Objective - Each entry has to be copied exactly, with nothing missed.

[Figure dataset records]

::::

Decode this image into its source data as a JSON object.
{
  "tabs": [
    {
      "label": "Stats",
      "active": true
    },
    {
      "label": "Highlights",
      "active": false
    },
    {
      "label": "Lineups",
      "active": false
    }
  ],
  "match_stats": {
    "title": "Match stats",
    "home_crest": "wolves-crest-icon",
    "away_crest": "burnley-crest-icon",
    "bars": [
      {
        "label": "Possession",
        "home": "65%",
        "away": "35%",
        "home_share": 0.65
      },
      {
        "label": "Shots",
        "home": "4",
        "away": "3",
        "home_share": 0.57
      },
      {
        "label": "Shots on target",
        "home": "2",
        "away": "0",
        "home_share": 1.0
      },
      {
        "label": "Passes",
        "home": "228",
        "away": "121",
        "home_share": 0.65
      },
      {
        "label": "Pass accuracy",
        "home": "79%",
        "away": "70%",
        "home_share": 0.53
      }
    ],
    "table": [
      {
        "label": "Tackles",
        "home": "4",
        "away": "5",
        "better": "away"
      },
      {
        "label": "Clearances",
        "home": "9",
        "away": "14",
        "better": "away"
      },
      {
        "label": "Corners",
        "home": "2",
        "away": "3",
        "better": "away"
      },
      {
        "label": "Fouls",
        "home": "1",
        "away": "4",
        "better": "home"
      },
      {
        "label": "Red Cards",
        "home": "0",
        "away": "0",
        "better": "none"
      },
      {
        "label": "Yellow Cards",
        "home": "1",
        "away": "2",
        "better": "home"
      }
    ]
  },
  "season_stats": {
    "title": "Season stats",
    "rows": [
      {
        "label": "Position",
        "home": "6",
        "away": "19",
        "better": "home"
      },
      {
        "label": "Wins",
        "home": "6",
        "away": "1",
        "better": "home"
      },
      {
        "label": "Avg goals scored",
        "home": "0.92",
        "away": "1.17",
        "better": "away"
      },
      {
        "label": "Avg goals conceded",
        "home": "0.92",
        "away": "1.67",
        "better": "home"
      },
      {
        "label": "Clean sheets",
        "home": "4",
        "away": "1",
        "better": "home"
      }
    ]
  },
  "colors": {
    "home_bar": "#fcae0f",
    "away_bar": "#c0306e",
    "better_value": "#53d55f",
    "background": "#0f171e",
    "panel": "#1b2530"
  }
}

::::

Solved exercise -
Decode this image into its source data as a JSON object.
{
  "tabs": [
    {
      "label": "Stats",
      "active": true
    },
    {
      "label": "Highlights",
      "active": false
    },
    {
      "label": "Lineups",
      "active": false
    }
  ],
  "match_stats": {
    "title": "Match stats",
    "home_crest": "wolves-crest-icon",
    "away_crest": "burnley-crest-icon",
    "bars": [
      {
        "label": "Possession",
        "home": "65%",
        "away": "35%",
        "home_share": 0.65
      },
      {
        "label": "Shots",
        "home": "4",
        "away": "3",
        "home_share": 0.57
      },
      {
        "label": "Shots on target",
        "home": "2",
        "away": "0",
        "home_share": 1.0
      },
      {
        "label": "Passes",
        "home": "228",
        "away": "121",
        "home_share": 0.65
      },
      {
        "label": "Pass accuracy",
        "home": "79%",
        "away": "70%",
        "home_share": 0.53
      }
    ],
    "table": [
      {
        "label": "Tackles",
        "home": "4",
        "away": "5",
        "better": "away"
      },
      {
        "label": "Clearances",
        "home": "9",
        "away": "14",
        "better": "away"
      },
      {
        "label": "Corners",
        "home": "2",
        "away": "3",
        "better": "away"
      },
      {
        "label": "Fouls",
        "home": "1",
        "away": "4",
        "better": "home"
      },
      {
        "label": "Red Cards",
        "home": "0",
        "away": "0",
        "better": "none"
      },
      {
        "label": "Yellow Cards",
        "home": "1",
        "away": "2",
        "better": "home"
      }
    ]
  },
  "season_stats": {
    "title": "Season stats",
    "rows": [
      {
        "label": "Position",
        "home": "6",
        "away": "19",
        "better": "home"
      },
      {
        "label": "Wins",
        "home": "6",
        "away": "1",
        "better": "home"
      },
      {
        "label": "Avg goals scored",
        "home": "0.92",
        "away": "1.17",
        "better": "away"
      },
      {
        "label": "Avg goals conceded",
        "home": "0.92",
        "away": "1.67",
        "better": "home"
      },
      {
        "label": "Clean sheets",
        "home": "4",
        "away": "1",
        "better": "home"
      }
    ]
  },
  "colors": {
    "home_bar": "#fcae0f",
    "away_bar": "#c0306e",
    "better_value": "#53d55f",
    "background": "#0f171e",
    "panel": "#1b2530"
  }
}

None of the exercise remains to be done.